/---

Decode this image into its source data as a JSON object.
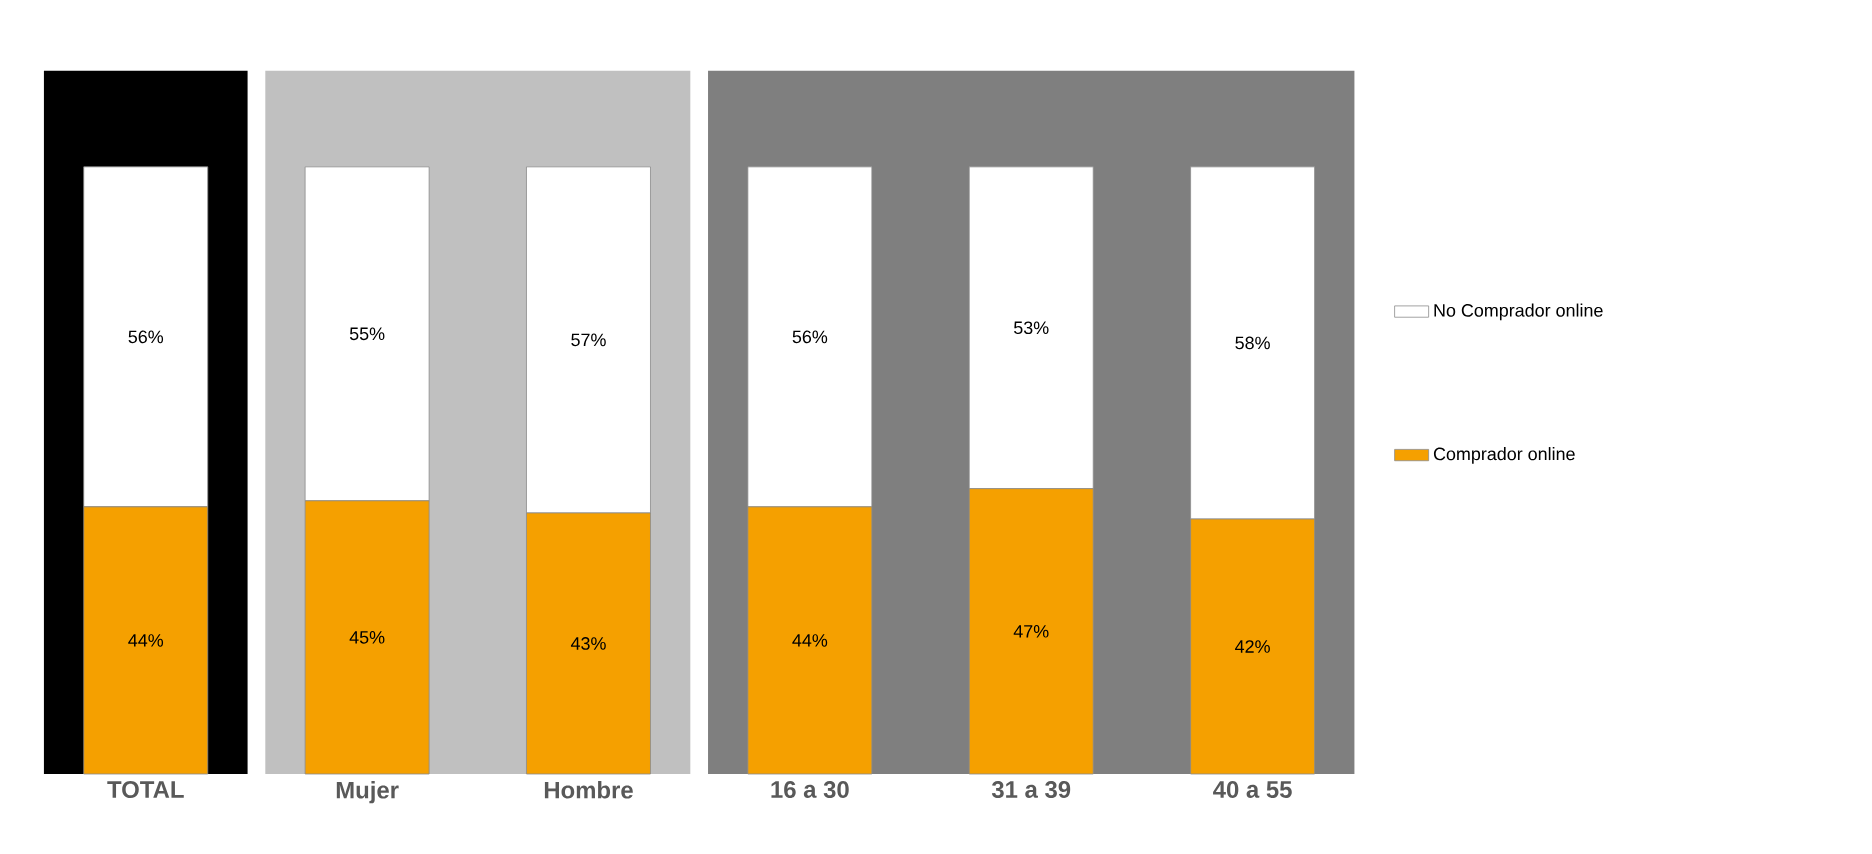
{
  "chart_data": {
    "type": "bar",
    "stacked": true,
    "categories": [
      "TOTAL",
      "Mujer",
      "Hombre",
      "16 a 30",
      "31 a 39",
      "40 a 55"
    ],
    "series": [
      {
        "name": "Comprador online",
        "color": "#f5a000",
        "values": [
          44,
          45,
          43,
          44,
          47,
          42
        ],
        "value_labels": [
          "44%",
          "45%",
          "43%",
          "44%",
          "47%",
          "42%"
        ]
      },
      {
        "name": "No Comprador online",
        "color": "#ffffff",
        "values": [
          56,
          55,
          57,
          56,
          53,
          58
        ],
        "value_labels": [
          "56%",
          "55%",
          "57%",
          "56%",
          "53%",
          "58%"
        ]
      }
    ],
    "bands": [
      {
        "axis": "x",
        "from": "TOTAL",
        "to": "TOTAL",
        "color": "#000000"
      },
      {
        "axis": "x",
        "from": "Mujer",
        "to": "Hombre",
        "color": "#c0c0c0"
      },
      {
        "axis": "x",
        "from": "16 a 30",
        "to": "40 a 55",
        "color": "#7f7f7f"
      }
    ],
    "legend": "right"
  }
}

\---

All of the data above should be transcribed verbatim, with pictures omitted.

Decode this image into its source data as a JSON object.
{
  "chart_data": {
    "type": "bar",
    "stacked": true,
    "categories": [
      "TOTAL",
      "Mujer",
      "Hombre",
      "16 a 30",
      "31 a 39",
      "40 a 55"
    ],
    "series": [
      {
        "name": "Comprador online",
        "color": "#f5a000",
        "values": [
          44,
          45,
          43,
          44,
          47,
          42
        ],
        "value_labels": [
          "44%",
          "45%",
          "43%",
          "44%",
          "47%",
          "42%"
        ]
      },
      {
        "name": "No Comprador online",
        "color": "#ffffff",
        "values": [
          56,
          55,
          57,
          56,
          53,
          58
        ],
        "value_labels": [
          "56%",
          "55%",
          "57%",
          "56%",
          "53%",
          "58%"
        ]
      }
    ],
    "bands": [
      {
        "axis": "x",
        "from": "TOTAL",
        "to": "TOTAL",
        "color": "#000000"
      },
      {
        "axis": "x",
        "from": "Mujer",
        "to": "Hombre",
        "color": "#c0c0c0"
      },
      {
        "axis": "x",
        "from": "16 a 30",
        "to": "40 a 55",
        "color": "#7f7f7f"
      }
    ],
    "legend": "right"
  }
}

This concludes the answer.